◆ **Ihre Aufgaben**:
A - In welchem Teil Deutschlands ging die Niedriglohn-Beschäftigung nach der Einführung von 2015 laut dem Textauszug zum Mindestlohn stärker zurück?
B - Führen Sie den Textauszug zum Mindestlohn im Anschluss an seinen letzten Satz weiter.

◆ **Textauszug**:
:::
Über diese einfachen Überlegungen hinaus, kann eine Vielzahl weiterer Faktoren die Wirksamkeit von M. beeinflussen. Eine unvollständige Liste umfasst neben der konkreten Ausgestaltung des M.s die faktische Abdeckung der Beschäftigungsverhältnisse durch den M., den möglichen Einfluss des M.s auf die Ausbildungsentscheidung von Beschäftigten sowie betriebliche Anpassungsreaktionen bspw. mit Blick auf die Qualifikationsanforderungen.
Damit ist die Frage nach der Wirksamkeit von M.en v. a. eine empirische. Wie aufgrund der vorangegangenen Überlegungen zu erwarten, ergibt sich hier jedoch kein einheitliches Bild, zumal es nur selten Politikwechsel gibt, die für eine Evaluation herangezogen werden können. Insb. viele frühe Arbeiten kamen aber zu dem Ergebnis, dass M.e moderat beschäftigungsmindernd wirken. Sehr bekannt wurde die Studie von David Card und Alan Bennett Krueger, in der die Einführung eines M.s für Fastfood-Restaurants im Bundesstaat New Jersey untersucht wird. Das Ergebnis waren hier leicht positive Beschäftigungseffekte, die aber in Nachfolgestudien mit anderem Datenmaterial in Zweifel gezogen wurden. Mit Blick auf die Einführung des M.s in Deutschland im Jahr 2015 kann nach gut zwei Jahren festgehalten werden, dass die Niedriglohn-Beschäftigung leicht rückläufig war, auch wenn eine kausale Zuordnung aufgrund der Datenlage derzeit nicht möglich ist. Allerdings war dieser Rückgang in den vom M. stärker betroffenen ostdeutschen Ländern stärker als in Westdeutschland, was zumindest ein Indiz für eine kausale Wirkung ist.
:::
◆ **Gezeigtes Material**:
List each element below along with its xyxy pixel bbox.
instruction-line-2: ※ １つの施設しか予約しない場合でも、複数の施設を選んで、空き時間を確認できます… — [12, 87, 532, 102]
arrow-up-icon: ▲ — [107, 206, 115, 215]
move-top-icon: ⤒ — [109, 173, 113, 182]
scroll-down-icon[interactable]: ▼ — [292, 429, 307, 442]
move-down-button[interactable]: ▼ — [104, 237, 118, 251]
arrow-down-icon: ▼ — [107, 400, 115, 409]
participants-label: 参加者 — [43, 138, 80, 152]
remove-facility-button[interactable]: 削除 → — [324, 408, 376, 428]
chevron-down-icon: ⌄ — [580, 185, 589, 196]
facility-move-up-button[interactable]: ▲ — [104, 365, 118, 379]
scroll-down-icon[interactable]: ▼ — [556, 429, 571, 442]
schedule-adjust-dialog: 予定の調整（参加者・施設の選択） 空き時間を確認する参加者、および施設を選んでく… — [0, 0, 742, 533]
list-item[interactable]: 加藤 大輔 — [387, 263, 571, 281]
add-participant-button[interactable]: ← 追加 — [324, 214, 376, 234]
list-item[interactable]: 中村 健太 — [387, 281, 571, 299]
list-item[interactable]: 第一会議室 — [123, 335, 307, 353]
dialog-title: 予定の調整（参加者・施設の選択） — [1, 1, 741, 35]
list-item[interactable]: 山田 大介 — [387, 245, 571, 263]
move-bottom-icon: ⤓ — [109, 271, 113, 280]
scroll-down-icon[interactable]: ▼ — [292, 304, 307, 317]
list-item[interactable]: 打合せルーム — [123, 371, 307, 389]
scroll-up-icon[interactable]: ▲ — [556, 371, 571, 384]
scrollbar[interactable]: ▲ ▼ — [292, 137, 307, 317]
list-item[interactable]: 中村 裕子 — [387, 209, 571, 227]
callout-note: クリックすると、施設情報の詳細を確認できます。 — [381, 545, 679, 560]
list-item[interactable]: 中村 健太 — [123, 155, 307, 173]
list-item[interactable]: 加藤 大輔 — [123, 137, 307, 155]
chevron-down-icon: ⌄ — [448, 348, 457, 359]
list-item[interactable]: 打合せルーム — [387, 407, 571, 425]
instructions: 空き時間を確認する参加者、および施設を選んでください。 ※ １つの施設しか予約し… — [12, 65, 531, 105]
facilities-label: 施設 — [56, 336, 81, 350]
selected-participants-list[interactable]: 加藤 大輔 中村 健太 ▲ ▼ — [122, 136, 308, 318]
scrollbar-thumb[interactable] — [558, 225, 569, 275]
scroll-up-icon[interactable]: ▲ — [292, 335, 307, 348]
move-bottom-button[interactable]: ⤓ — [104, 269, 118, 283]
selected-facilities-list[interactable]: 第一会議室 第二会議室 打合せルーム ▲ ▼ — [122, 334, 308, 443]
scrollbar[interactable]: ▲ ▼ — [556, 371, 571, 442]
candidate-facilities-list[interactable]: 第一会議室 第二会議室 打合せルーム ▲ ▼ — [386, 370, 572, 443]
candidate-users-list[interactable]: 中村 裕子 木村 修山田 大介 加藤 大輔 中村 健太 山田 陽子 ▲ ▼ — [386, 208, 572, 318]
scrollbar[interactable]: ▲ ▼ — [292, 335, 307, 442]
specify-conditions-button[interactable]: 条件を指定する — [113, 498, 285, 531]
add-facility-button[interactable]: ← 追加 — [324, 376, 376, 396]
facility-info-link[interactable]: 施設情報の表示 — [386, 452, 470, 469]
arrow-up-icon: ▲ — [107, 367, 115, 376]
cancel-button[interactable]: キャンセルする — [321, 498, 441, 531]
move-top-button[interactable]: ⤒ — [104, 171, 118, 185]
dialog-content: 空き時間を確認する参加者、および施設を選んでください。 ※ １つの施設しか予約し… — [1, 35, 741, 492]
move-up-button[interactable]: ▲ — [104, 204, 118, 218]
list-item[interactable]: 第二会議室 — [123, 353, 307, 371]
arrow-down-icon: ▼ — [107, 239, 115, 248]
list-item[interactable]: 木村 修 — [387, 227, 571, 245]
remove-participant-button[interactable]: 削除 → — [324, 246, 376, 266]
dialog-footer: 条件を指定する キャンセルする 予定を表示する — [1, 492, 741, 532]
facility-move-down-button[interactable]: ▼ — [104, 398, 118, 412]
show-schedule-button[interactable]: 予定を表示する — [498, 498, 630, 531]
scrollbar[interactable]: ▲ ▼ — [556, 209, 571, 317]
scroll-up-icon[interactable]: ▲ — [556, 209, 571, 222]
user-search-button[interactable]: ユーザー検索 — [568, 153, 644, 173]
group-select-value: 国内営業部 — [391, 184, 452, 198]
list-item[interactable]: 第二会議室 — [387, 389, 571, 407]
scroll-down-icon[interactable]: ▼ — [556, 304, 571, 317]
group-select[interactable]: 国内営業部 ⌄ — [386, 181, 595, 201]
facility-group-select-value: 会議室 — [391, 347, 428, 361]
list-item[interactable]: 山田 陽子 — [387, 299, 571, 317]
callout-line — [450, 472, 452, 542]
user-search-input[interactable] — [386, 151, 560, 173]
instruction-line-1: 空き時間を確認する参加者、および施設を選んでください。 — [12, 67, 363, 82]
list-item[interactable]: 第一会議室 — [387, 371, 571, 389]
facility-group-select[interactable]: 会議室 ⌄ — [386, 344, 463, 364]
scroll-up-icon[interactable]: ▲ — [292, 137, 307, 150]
:::
◆ **Erwartete Antworten**:
A - In den ostdeutschen Ländern, die vom Mindestlohn stärker betroffen waren.

B -
Mit Blick auf die Armutsbekämpfung kann dem M. keine weitreichende Wirksamkeit zugeschrieben werden, auch wenn die Löhne der M.-Lohnempfänger steigen. Neben möglicherweise negativen Beschäftigungseffekten liegt dies u. a. daran, dass viele M.-Bezieher nicht aus armen Haushalten kommen und dass umgekehrt viele arme bzw. armutsgefährdete Personen dem Arbeitsmarkt nicht zur Verfügung stehen und damit von einem M. nicht betroffen sind oder aber nur in Teilzeit arbeiten können.
Literatur
J. Möller/U. Walwei (Hg.): Arbeitsmarkt kompakt, 2017 • Mindestlohnkommission: Erster Bericht zu den Auswirkungen des gesetzlichen Mindestlohns, 2016 • International Labour Conference: Minimum wage systems, 2014 • D. Neumark/W. L. Wascher: Minimum wages, 2008 • D. Card/A. B. Krueger: Myth and measurement: The new economics of the minimum wage, 1995 • C. Brown/C. Gilroy/A. Kohen: The effect of the minimum wage on employment and unemployment, in: JEL 20/2 (1982), 487–528 • G. J. Stigler: The economics of minimum wage legislation, in: AER 36/3 (1946), 358–365 • International Labour Organization: Minimum Wage Policy Guide, https://www.ilo.org/wcmsp5/groups/public/---ed_protect/---protrav/---travail/documents/publication/wcms_508566.pdf (abger.: 16.8.2017).
Empfohlene Zitierweise
J. Jerger: Mindestlohn, Version 08.06.2022, 09:10 Uhr, in: Staatslexikon8 online, URL: https://www.staatslexikon-online.de/Lexikon/Mindestlohn (abgerufen: 22.11.2024)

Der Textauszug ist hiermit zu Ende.